- **PROBLEM DETAILS**: Note each line of the listing that contains the string "Cambiar", and copy it.

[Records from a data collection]
+ + + + + + +

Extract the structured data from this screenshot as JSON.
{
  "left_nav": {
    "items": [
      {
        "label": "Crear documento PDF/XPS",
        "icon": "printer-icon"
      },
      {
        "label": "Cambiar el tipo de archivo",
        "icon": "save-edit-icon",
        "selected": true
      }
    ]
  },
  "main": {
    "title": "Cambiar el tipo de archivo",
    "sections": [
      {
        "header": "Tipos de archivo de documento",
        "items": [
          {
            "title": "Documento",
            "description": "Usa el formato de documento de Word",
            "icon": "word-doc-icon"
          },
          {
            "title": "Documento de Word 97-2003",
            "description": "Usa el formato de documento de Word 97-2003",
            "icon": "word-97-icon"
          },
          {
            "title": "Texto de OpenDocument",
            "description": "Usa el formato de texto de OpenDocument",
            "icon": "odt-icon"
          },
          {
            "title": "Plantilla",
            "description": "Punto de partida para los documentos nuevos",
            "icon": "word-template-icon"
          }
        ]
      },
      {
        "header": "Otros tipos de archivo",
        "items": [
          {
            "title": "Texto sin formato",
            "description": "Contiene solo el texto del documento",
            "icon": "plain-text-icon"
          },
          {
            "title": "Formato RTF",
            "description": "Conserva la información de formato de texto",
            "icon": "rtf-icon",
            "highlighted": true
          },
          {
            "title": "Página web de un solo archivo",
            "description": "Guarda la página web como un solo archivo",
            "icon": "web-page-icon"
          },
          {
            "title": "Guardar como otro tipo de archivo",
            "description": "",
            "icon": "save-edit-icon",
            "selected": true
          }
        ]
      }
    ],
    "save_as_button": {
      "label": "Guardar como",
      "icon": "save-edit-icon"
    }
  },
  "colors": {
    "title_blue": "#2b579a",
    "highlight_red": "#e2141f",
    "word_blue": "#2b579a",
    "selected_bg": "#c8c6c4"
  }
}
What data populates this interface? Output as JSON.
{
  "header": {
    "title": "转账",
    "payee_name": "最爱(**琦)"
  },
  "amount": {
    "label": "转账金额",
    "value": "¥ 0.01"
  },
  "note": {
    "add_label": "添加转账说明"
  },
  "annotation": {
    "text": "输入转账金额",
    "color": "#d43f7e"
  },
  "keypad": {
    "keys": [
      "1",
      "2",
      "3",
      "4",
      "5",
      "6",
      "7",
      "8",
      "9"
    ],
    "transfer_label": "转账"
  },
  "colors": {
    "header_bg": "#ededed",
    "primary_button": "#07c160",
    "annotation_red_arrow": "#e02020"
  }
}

+ + + + + + +

- **COMPLETE ANSWER**:
        "label": "Cambiar el tipo de archivo",
    "title": "Cambiar el tipo de archivo",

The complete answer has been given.